• What to do:
Recast the part of the data that opens with the line containing "Text: Robbery: Robbery xyxy=(285,246,322,255)" and closes with the line containing "Connecticut, National xyxy=(33,254,322,273)" as a JSON list of strings, one string per line and blank lines omitted.

• Input:
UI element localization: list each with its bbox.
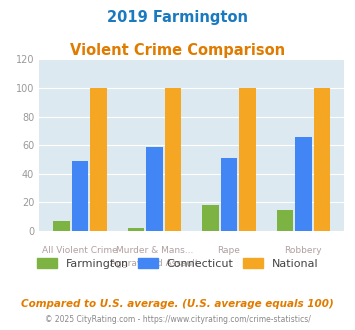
Text: Robbery: Robbery xyxy=(285,246,322,255)
Bar xyxy=(72,161,88,231)
Bar xyxy=(128,228,144,231)
Text: © 2025 CityRating.com - https://www.cityrating.com/crime-statistics/: © 2025 CityRating.com - https://www.city… xyxy=(45,315,310,324)
Bar xyxy=(239,88,256,231)
Text: Murder & Mans...: Murder & Mans... xyxy=(116,246,193,255)
Bar xyxy=(277,210,293,231)
Bar xyxy=(53,221,70,231)
Bar xyxy=(165,88,181,231)
Bar xyxy=(146,147,163,231)
Text: Compared to U.S. average. (U.S. average equals 100): Compared to U.S. average. (U.S. average … xyxy=(21,299,334,309)
Bar xyxy=(295,137,312,231)
Bar xyxy=(221,158,237,231)
Legend: Farmington, Connecticut, National: Farmington, Connecticut, National xyxy=(33,254,322,273)
Text: 2019 Farmington: 2019 Farmington xyxy=(107,10,248,25)
Text: Violent Crime Comparison: Violent Crime Comparison xyxy=(70,43,285,58)
Bar xyxy=(202,205,219,231)
Bar xyxy=(91,88,107,231)
Text: Aggravated Assault: Aggravated Assault xyxy=(110,259,199,268)
Text: Rape: Rape xyxy=(218,246,240,255)
Text: All Violent Crime: All Violent Crime xyxy=(42,246,118,255)
Bar xyxy=(314,88,330,231)
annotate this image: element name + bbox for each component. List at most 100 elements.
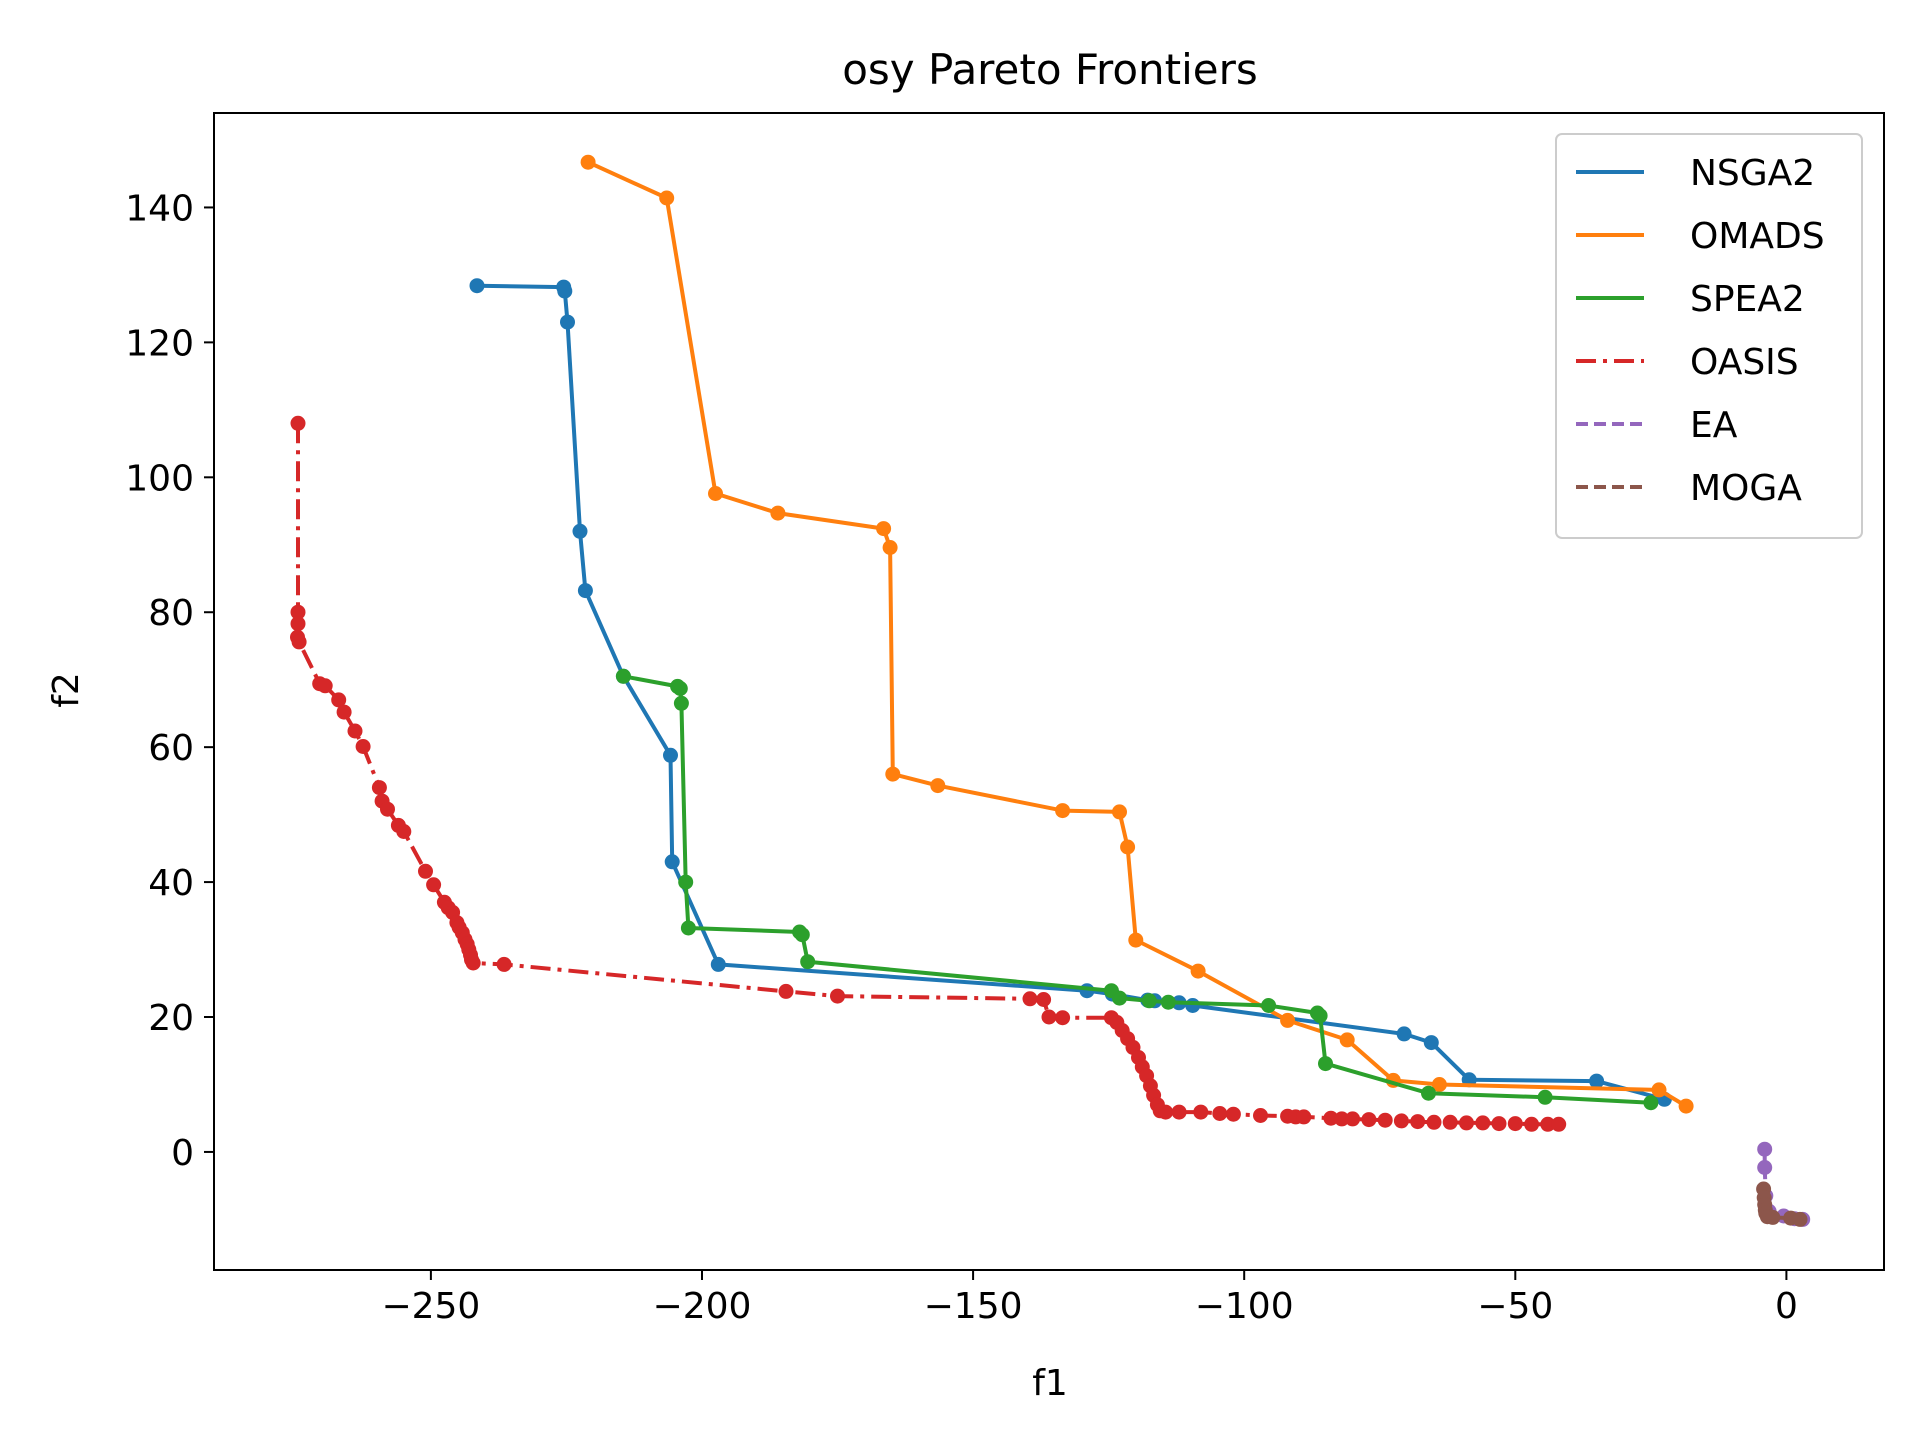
- data-point: [1112, 804, 1127, 820]
- data-point: [317, 678, 333, 694]
- data-point: [1312, 1008, 1328, 1024]
- series-omads: [580, 154, 1694, 1114]
- data-point: [1193, 1104, 1209, 1120]
- data-point: [672, 681, 688, 696]
- data-point: [1055, 803, 1071, 819]
- data-point: [680, 920, 696, 936]
- data-point: [469, 278, 485, 294]
- y-tick-label: 0: [171, 1133, 194, 1174]
- data-point: [1507, 1116, 1523, 1132]
- data-point: [1041, 1009, 1057, 1025]
- data-point: [1339, 1032, 1355, 1048]
- data-point: [1036, 992, 1052, 1007]
- data-point: [678, 874, 694, 890]
- data-point: [664, 854, 680, 870]
- data-point: [1377, 1112, 1393, 1128]
- data-point: [1410, 1114, 1426, 1130]
- data-point: [1421, 1085, 1436, 1101]
- data-point: [1280, 1012, 1296, 1028]
- legend-entry-oasis: OASIS: [1576, 342, 1799, 383]
- y-tick-label: 120: [125, 323, 194, 364]
- x-tick-label: −100: [1195, 1286, 1294, 1327]
- data-point: [1158, 1104, 1174, 1120]
- legend-entry-moga: MOGA: [1576, 468, 1802, 509]
- data-point: [673, 695, 689, 711]
- data-point: [355, 739, 371, 754]
- data-point: [1022, 991, 1038, 1007]
- data-point: [1212, 1106, 1228, 1121]
- data-point: [1225, 1106, 1241, 1122]
- data-point: [336, 704, 352, 720]
- data-point: [465, 955, 481, 971]
- legend: NSGA2 OMADS SPEA2 OASIS EA MOGA: [1555, 133, 1863, 539]
- chart-title: osy Pareto Frontiers: [842, 45, 1258, 94]
- data-point: [1361, 1112, 1377, 1128]
- legend-label: MOGA: [1690, 468, 1802, 509]
- data-point: [1323, 1110, 1339, 1126]
- data-point: [1160, 994, 1176, 1010]
- data-point: [659, 190, 675, 206]
- data-point: [708, 486, 723, 501]
- axes: −250 −200 −150 −100 −50 0 0 20 40 60 80 100 120 140: [125, 112, 1885, 1327]
- data-point: [876, 521, 892, 537]
- data-point: [882, 540, 898, 555]
- data-point: [577, 583, 593, 599]
- data-point: [1678, 1098, 1694, 1114]
- data-point: [580, 154, 596, 170]
- x-tick-label: −50: [1477, 1286, 1553, 1327]
- data-point: [885, 766, 901, 782]
- data-point: [291, 634, 307, 650]
- y-tick-label: 20: [148, 998, 194, 1039]
- legend-label: NSGA2: [1690, 153, 1815, 194]
- data-point: [572, 523, 588, 539]
- x-axis-label: f1: [1032, 1363, 1068, 1404]
- data-point: [1643, 1095, 1659, 1111]
- legend-entry-ea: EA: [1576, 405, 1738, 446]
- data-point: [663, 747, 678, 763]
- data-point: [1459, 1115, 1474, 1131]
- data-point: [418, 863, 433, 879]
- data-point: [290, 616, 306, 632]
- legend-label: OASIS: [1690, 342, 1799, 383]
- data-point: [1345, 1111, 1361, 1127]
- data-point: [347, 723, 363, 739]
- legend-label: EA: [1690, 405, 1738, 446]
- y-tick-label: 100: [125, 458, 194, 499]
- data-point: [1393, 1113, 1409, 1129]
- data-point: [1524, 1116, 1540, 1132]
- data-point: [396, 824, 412, 839]
- data-point: [380, 801, 395, 817]
- x-tick-label: 0: [1775, 1286, 1798, 1327]
- data-point: [1426, 1114, 1442, 1130]
- plot-area: [290, 154, 1811, 1227]
- y-tick-label: 140: [125, 188, 194, 229]
- data-point: [800, 954, 816, 970]
- data-point: [1055, 1010, 1071, 1026]
- data-point: [290, 604, 306, 620]
- legend-entry-nsga2: NSGA2: [1576, 153, 1815, 194]
- y-tick-label: 60: [148, 728, 194, 769]
- data-point: [1171, 1104, 1187, 1120]
- series-spea2: [615, 668, 1659, 1111]
- x-tick-label: −150: [924, 1286, 1023, 1327]
- x-tick-label: −200: [653, 1286, 752, 1327]
- data-point: [1423, 1035, 1439, 1051]
- data-point: [778, 983, 794, 999]
- data-point: [1431, 1077, 1447, 1092]
- data-point: [1190, 963, 1206, 979]
- data-point: [1396, 1026, 1412, 1042]
- data-point: [496, 956, 512, 972]
- data-point: [1185, 998, 1201, 1013]
- data-point: [770, 505, 786, 521]
- series-line: [295, 423, 1559, 1127]
- data-point: [1551, 1116, 1567, 1132]
- data-point: [371, 780, 387, 796]
- data-point: [615, 668, 631, 684]
- data-point: [1589, 1073, 1605, 1089]
- legend-entry-spea2: SPEA2: [1576, 279, 1805, 320]
- data-point: [1475, 1115, 1491, 1131]
- data-point: [710, 956, 726, 972]
- data-point: [1765, 1209, 1781, 1225]
- data-point: [1792, 1211, 1808, 1227]
- data-point: [1491, 1116, 1507, 1132]
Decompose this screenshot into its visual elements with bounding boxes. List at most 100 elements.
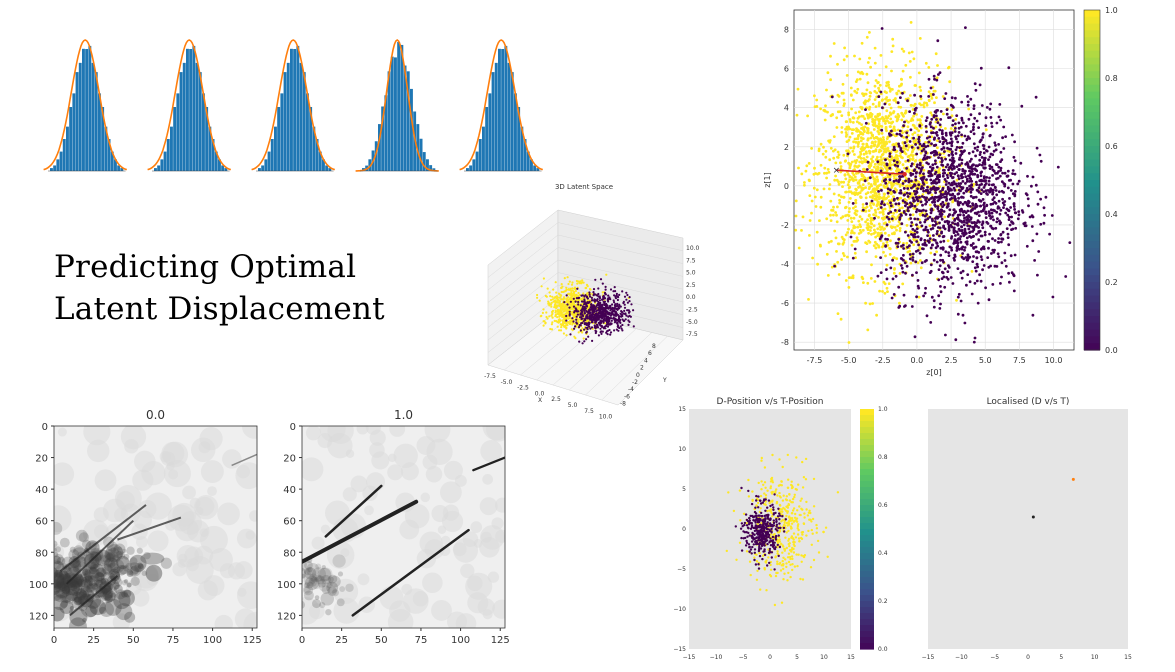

• Exercise result:
[
  "Text: Robbery: Robbery xyxy=(285,246,322,255)",
  "Bar xyxy=(72,161,88,231)",
  "Bar xyxy=(128,228,144,231)",
  "Text: © 2025 CityRating.com - https://www.cityrating.com/crime-statistics/: © 2025 CityRating.com - https://www.city… xyxy=(45,315,310,324)",
  "Bar xyxy=(239,88,256,231)",
  "Text: Murder & Mans...: Murder & Mans... xyxy=(116,246,193,255)",
  "Bar xyxy=(277,210,293,231)",
  "Bar xyxy=(53,221,70,231)",
  "Bar xyxy=(165,88,181,231)",
  "Bar xyxy=(146,147,163,231)",
  "Text: Compared to U.S. average. (U.S. average equals 100): Compared to U.S. average. (U.S. average … xyxy=(21,299,334,309)",
  "Bar xyxy=(295,137,312,231)",
  "Bar xyxy=(221,158,237,231)",
  "Legend: Farmington, Connecticut, National: Farmington, Connecticut, National xyxy=(33,254,322,273)"
]